>> start Material supplied

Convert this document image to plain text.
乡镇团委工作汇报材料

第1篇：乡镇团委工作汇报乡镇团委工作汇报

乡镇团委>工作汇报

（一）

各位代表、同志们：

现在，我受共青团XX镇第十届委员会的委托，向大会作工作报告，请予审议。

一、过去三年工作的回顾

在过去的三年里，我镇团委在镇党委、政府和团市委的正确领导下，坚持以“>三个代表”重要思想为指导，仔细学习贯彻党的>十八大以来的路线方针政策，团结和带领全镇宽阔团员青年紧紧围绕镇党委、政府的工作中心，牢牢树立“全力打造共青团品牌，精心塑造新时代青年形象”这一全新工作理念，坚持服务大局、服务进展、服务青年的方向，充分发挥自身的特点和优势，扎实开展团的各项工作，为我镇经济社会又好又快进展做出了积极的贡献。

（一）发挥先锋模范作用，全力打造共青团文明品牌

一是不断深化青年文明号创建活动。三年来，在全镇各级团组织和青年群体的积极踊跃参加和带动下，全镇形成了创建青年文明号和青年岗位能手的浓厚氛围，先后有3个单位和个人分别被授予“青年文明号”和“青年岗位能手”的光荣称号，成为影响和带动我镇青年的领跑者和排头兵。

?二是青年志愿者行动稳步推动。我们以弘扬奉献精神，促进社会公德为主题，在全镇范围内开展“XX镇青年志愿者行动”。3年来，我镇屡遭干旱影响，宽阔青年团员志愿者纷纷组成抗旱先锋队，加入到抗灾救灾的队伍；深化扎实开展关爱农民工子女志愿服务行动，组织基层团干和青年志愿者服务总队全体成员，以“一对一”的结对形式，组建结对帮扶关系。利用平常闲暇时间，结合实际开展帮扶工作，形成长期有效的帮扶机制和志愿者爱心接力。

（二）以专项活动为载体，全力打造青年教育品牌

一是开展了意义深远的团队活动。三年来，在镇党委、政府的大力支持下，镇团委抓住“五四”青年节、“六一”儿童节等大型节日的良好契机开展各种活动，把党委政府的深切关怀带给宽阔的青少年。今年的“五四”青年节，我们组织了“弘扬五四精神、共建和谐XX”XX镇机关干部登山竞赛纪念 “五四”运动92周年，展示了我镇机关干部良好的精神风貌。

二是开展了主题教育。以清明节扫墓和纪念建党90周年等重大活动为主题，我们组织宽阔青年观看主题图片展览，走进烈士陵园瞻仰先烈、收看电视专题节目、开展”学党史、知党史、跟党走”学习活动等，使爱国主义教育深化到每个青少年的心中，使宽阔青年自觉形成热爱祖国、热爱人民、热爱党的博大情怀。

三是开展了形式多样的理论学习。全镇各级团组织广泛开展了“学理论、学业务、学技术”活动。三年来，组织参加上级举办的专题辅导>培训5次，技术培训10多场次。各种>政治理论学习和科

>> end Material supplied

Repeat the records above exactly as they appear.

Convert this document image to plain text.
乡镇团委工作汇报材料

第1篇：乡镇团委工作汇报乡镇团委工作汇报

乡镇团委>工作汇报

（一）

各位代表、同志们：

现在，我受共青团XX镇第十届委员会的委托，向大会作工作报告，请予审议。

一、过去三年工作的回顾

在过去的三年里，我镇团委在镇党委、政府和团市委的正确领导下，坚持以“>三个代表”重要思想为指导，仔细学习贯彻党的>十八大以来的路线方针政策，团结和带领全镇宽阔团员青年紧紧围绕镇党委、政府的工作中心，牢牢树立“全力打造共青团品牌，精心塑造新时代青年形象”这一全新工作理念，坚持服务大局、服务进展、服务青年的方向，充分发挥自身的特点和优势，扎实开展团的各项工作，为我镇经济社会又好又快进展做出了积极的贡献。

（一）发挥先锋模范作用，全力打造共青团文明品牌

一是不断深化青年文明号创建活动。三年来，在全镇各级团组织和青年群体的积极踊跃参加和带动下，全镇形成了创建青年文明号和青年岗位能手的浓厚氛围，先后有3个单位和个人分别被授予“青年文明号”和“青年岗位能手”的光荣称号，成为影响和带动我镇青年的领跑者和排头兵。

?二是青年志愿者行动稳步推动。我们以弘扬奉献精神，促进社会公德为主题，在全镇范围内开展“XX镇青年志愿者行动”。3年来，我镇屡遭干旱影响，宽阔青年团员志愿者纷纷组成抗旱先锋队，加入到抗灾救灾的队伍；深化扎实开展关爱农民工子女志愿服务行动，组织基层团干和青年志愿者服务总队全体成员，以“一对一”的结对形式，组建结对帮扶关系。利用平常闲暇时间，结合实际开展帮扶工作，形成长期有效的帮扶机制和志愿者爱心接力。

（二）以专项活动为载体，全力打造青年教育品牌

一是开展了意义深远的团队活动。三年来，在镇党委、政府的大力支持下，镇团委抓住“五四”青年节、“六一”儿童节等大型节日的良好契机开展各种活动，把党委政府的深切关怀带给宽阔的青少年。今年的“五四”青年节，我们组织了“弘扬五四精神、共建和谐XX”XX镇机关干部登山竞赛纪念 “五四”运动92周年，展示了我镇机关干部良好的精神风貌。

二是开展了主题教育。以清明节扫墓和纪念建党90周年等重大活动为主题，我们组织宽阔青年观看主题图片展览，走进烈士陵园瞻仰先烈、收看电视专题节目、开展”学党史、知党史、跟党走”学习活动等，使爱国主义教育深化到每个青少年的心中，使宽阔青年自觉形成热爱祖国、热爱人民、热爱党的博大情怀。

三是开展了形式多样的理论学习。全镇各级团组织广泛开展了“学理论、学业务、学技术”活动。三年来，组织参加上级举办的专题辅导>培训5次，技术培训10多场次。各种>政治理论学习和科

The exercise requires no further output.